GOAL: Write the records out again, precisely as they stand.

RECORDS TO USE:
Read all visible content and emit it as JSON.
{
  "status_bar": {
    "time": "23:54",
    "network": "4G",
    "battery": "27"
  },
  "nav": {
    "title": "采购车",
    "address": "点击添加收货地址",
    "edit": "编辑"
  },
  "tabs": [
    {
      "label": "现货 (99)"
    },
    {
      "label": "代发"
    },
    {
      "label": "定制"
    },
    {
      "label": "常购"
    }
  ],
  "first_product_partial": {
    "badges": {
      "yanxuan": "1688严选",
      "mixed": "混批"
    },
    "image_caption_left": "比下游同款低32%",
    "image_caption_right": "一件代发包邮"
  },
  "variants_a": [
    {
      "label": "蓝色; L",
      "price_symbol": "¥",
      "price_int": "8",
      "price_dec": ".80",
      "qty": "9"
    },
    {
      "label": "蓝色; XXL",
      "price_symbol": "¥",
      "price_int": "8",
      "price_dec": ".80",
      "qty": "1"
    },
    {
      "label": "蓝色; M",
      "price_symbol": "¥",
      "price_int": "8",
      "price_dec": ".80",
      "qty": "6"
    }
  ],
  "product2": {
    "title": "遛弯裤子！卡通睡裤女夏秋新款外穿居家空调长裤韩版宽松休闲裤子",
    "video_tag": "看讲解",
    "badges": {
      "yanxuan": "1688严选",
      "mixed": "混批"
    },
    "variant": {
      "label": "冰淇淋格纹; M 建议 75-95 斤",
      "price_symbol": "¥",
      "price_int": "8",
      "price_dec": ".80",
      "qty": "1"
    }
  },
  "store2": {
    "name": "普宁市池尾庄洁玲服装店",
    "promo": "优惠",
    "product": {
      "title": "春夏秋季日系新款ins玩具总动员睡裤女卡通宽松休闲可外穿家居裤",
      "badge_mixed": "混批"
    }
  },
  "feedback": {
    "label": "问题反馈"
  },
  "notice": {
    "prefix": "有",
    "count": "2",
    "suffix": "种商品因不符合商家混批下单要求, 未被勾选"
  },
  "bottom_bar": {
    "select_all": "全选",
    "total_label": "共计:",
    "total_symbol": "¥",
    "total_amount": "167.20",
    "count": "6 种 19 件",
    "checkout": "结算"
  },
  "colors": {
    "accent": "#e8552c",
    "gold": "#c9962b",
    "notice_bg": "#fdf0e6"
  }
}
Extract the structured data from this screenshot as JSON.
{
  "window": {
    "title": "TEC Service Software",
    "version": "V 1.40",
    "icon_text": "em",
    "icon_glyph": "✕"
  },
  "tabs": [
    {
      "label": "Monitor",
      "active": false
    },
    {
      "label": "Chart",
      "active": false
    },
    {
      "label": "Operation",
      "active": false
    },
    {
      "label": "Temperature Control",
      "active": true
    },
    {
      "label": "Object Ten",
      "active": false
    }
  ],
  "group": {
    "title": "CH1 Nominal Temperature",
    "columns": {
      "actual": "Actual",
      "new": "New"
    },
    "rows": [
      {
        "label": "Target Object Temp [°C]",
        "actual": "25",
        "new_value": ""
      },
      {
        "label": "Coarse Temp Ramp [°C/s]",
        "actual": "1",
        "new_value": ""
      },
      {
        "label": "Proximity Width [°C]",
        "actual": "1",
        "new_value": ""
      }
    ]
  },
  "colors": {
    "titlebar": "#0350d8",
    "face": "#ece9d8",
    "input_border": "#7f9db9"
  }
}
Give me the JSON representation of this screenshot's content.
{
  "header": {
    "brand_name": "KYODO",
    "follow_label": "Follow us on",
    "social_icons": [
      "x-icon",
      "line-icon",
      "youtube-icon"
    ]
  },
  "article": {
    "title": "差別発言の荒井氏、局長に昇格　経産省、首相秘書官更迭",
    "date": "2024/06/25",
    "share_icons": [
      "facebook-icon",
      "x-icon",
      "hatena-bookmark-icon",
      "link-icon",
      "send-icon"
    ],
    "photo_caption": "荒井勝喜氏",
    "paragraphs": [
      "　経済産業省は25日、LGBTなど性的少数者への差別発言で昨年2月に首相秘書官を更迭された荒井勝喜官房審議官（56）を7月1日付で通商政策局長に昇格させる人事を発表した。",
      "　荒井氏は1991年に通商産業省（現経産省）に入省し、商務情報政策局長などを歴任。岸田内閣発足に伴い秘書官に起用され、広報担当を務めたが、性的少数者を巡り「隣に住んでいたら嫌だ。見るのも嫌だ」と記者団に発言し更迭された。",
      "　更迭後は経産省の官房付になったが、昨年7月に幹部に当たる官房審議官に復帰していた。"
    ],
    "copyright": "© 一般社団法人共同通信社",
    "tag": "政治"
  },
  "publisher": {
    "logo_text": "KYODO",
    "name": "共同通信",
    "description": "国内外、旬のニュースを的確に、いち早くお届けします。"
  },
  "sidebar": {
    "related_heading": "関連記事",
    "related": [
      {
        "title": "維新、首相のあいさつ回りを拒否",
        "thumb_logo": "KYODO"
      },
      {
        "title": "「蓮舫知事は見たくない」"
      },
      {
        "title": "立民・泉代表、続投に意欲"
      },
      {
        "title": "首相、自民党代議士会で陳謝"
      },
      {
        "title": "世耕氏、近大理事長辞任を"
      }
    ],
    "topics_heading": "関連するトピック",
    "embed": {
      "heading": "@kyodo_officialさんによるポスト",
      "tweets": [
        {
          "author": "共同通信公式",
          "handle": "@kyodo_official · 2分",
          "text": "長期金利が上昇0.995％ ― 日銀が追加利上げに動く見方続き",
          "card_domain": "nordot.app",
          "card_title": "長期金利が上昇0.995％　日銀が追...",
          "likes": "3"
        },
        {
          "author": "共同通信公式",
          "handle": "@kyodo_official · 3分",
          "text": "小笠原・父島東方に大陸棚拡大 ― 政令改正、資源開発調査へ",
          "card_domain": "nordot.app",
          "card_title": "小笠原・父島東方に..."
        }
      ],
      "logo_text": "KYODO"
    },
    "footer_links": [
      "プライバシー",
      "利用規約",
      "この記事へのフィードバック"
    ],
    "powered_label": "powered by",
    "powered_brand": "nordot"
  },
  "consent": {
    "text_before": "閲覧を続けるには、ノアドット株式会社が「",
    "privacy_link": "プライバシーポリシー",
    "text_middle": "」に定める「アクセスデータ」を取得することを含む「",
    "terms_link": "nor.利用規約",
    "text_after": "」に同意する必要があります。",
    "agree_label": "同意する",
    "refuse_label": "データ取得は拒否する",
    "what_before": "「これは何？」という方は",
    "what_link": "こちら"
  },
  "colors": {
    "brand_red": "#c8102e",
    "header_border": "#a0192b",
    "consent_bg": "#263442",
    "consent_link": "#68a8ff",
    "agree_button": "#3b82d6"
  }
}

TASK RESPONSE:
Read all visible content and emit it as JSON.
{
  "status_bar": {
    "time": "23:54",
    "network": "4G",
    "battery": "27"
  },
  "nav": {
    "title": "采购车",
    "address": "点击添加收货地址",
    "edit": "编辑"
  },
  "tabs": [
    {
      "label": "现货 (99)"
    },
    {
      "label": "代发"
    },
    {
      "label": "定制"
    },
    {
      "label": "常购"
    }
  ],
  "first_product_partial": {
    "badges": {
      "yanxuan": "1688严选",
      "mixed": "混批"
    },
    "image_caption_left": "比下游同款低32%",
    "image_caption_right": "一件代发包邮"
  },
  "variants_a": [
    {
      "label": "蓝色; L",
      "price_symbol": "¥",
      "price_int": "8",
      "price_dec": ".80",
      "qty": "9"
    },
    {
      "label": "蓝色; XXL",
      "price_symbol": "¥",
      "price_int": "8",
      "price_dec": ".80",
      "qty": "1"
    },
    {
      "label": "蓝色; M",
      "price_symbol": "¥",
      "price_int": "8",
      "price_dec": ".80",
      "qty": "6"
    }
  ],
  "product2": {
    "title": "遛弯裤子！卡通睡裤女夏秋新款外穿居家空调长裤韩版宽松休闲裤子",
    "video_tag": "看讲解",
    "badges": {
      "yanxuan": "1688严选",
      "mixed": "混批"
    },
    "variant": {
      "label": "冰淇淋格纹; M 建议 75-95 斤",
      "price_symbol": "¥",
      "price_int": "8",
      "price_dec": ".80",
      "qty": "1"
    }
  },
  "store2": {
    "name": "普宁市池尾庄洁玲服装店",
    "promo": "优惠",
    "product": {
      "title": "春夏秋季日系新款ins玩具总动员睡裤女卡通宽松休闲可外穿家居裤",
      "badge_mixed": "混批"
    }
  },
  "feedback": {
    "label": "问题反馈"
  },
  "notice": {
    "prefix": "有",
    "count": "2",
    "suffix": "种商品因不符合商家混批下单要求, 未被勾选"
  },
  "bottom_bar": {
    "select_all": "全选",
    "total_label": "共计:",
    "total_symbol": "¥",
    "total_amount": "167.20",
    "count": "6 种 19 件",
    "checkout": "结算"
  },
  "colors": {
    "accent": "#e8552c",
    "gold": "#c9962b",
    "notice_bg": "#fdf0e6"
  }
}
Extract the structured data from this screenshot as JSON.
{
  "window": {
    "title": "TEC Service Software",
    "version": "V 1.40",
    "icon_text": "em",
    "icon_glyph": "✕"
  },
  "tabs": [
    {
      "label": "Monitor",
      "active": false
    },
    {
      "label": "Chart",
      "active": false
    },
    {
      "label": "Operation",
      "active": false
    },
    {
      "label": "Temperature Control",
      "active": true
    },
    {
      "label": "Object Ten",
      "active": false
    }
  ],
  "group": {
    "title": "CH1 Nominal Temperature",
    "columns": {
      "actual": "Actual",
      "new": "New"
    },
    "rows": [
      {
        "label": "Target Object Temp [°C]",
        "actual": "25",
        "new_value": ""
      },
      {
        "label": "Coarse Temp Ramp [°C/s]",
        "actual": "1",
        "new_value": ""
      },
      {
        "label": "Proximity Width [°C]",
        "actual": "1",
        "new_value": ""
      }
    ]
  },
  "colors": {
    "titlebar": "#0350d8",
    "face": "#ece9d8",
    "input_border": "#7f9db9"
  }
}
Give me the JSON representation of this screenshot's content.
{
  "header": {
    "brand_name": "KYODO",
    "follow_label": "Follow us on",
    "social_icons": [
      "x-icon",
      "line-icon",
      "youtube-icon"
    ]
  },
  "article": {
    "title": "差別発言の荒井氏、局長に昇格　経産省、首相秘書官更迭",
    "date": "2024/06/25",
    "share_icons": [
      "facebook-icon",
      "x-icon",
      "hatena-bookmark-icon",
      "link-icon",
      "send-icon"
    ],
    "photo_caption": "荒井勝喜氏",
    "paragraphs": [
      "　経済産業省は25日、LGBTなど性的少数者への差別発言で昨年2月に首相秘書官を更迭された荒井勝喜官房審議官（56）を7月1日付で通商政策局長に昇格させる人事を発表した。",
      "　荒井氏は1991年に通商産業省（現経産省）に入省し、商務情報政策局長などを歴任。岸田内閣発足に伴い秘書官に起用され、広報担当を務めたが、性的少数者を巡り「隣に住んでいたら嫌だ。見るのも嫌だ」と記者団に発言し更迭された。",
      "　更迭後は経産省の官房付になったが、昨年7月に幹部に当たる官房審議官に復帰していた。"
    ],
    "copyright": "© 一般社団法人共同通信社",
    "tag": "政治"
  },
  "publisher": {
    "logo_text": "KYODO",
    "name": "共同通信",
    "description": "国内外、旬のニュースを的確に、いち早くお届けします。"
  },
  "sidebar": {
    "related_heading": "関連記事",
    "related": [
      {
        "title": "維新、首相のあいさつ回りを拒否",
        "thumb_logo": "KYODO"
      },
      {
        "title": "「蓮舫知事は見たくない」"
      },
      {
        "title": "立民・泉代表、続投に意欲"
      },
      {
        "title": "首相、自民党代議士会で陳謝"
      },
      {
        "title": "世耕氏、近大理事長辞任を"
      }
    ],
    "topics_heading": "関連するトピック",
    "embed": {
      "heading": "@kyodo_officialさんによるポスト",
      "tweets": [
        {
          "author": "共同通信公式",
          "handle": "@kyodo_official · 2分",
          "text": "長期金利が上昇0.995％ ― 日銀が追加利上げに動く見方続き",
          "card_domain": "nordot.app",
          "card_title": "長期金利が上昇0.995％　日銀が追...",
          "likes": "3"
        },
        {
          "author": "共同通信公式",
          "handle": "@kyodo_official · 3分",
          "text": "小笠原・父島東方に大陸棚拡大 ― 政令改正、資源開発調査へ",
          "card_domain": "nordot.app",
          "card_title": "小笠原・父島東方に..."
        }
      ],
      "logo_text": "KYODO"
    },
    "footer_links": [
      "プライバシー",
      "利用規約",
      "この記事へのフィードバック"
    ],
    "powered_label": "powered by",
    "powered_brand": "nordot"
  },
  "consent": {
    "text_before": "閲覧を続けるには、ノアドット株式会社が「",
    "privacy_link": "プライバシーポリシー",
    "text_middle": "」に定める「アクセスデータ」を取得することを含む「",
    "terms_link": "nor.利用規約",
    "text_after": "」に同意する必要があります。",
    "agree_label": "同意する",
    "refuse_label": "データ取得は拒否する",
    "what_before": "「これは何？」という方は",
    "what_link": "こちら"
  },
  "colors": {
    "brand_red": "#c8102e",
    "header_border": "#a0192b",
    "consent_bg": "#263442",
    "consent_link": "#68a8ff",
    "agree_button": "#3b82d6"
  }
}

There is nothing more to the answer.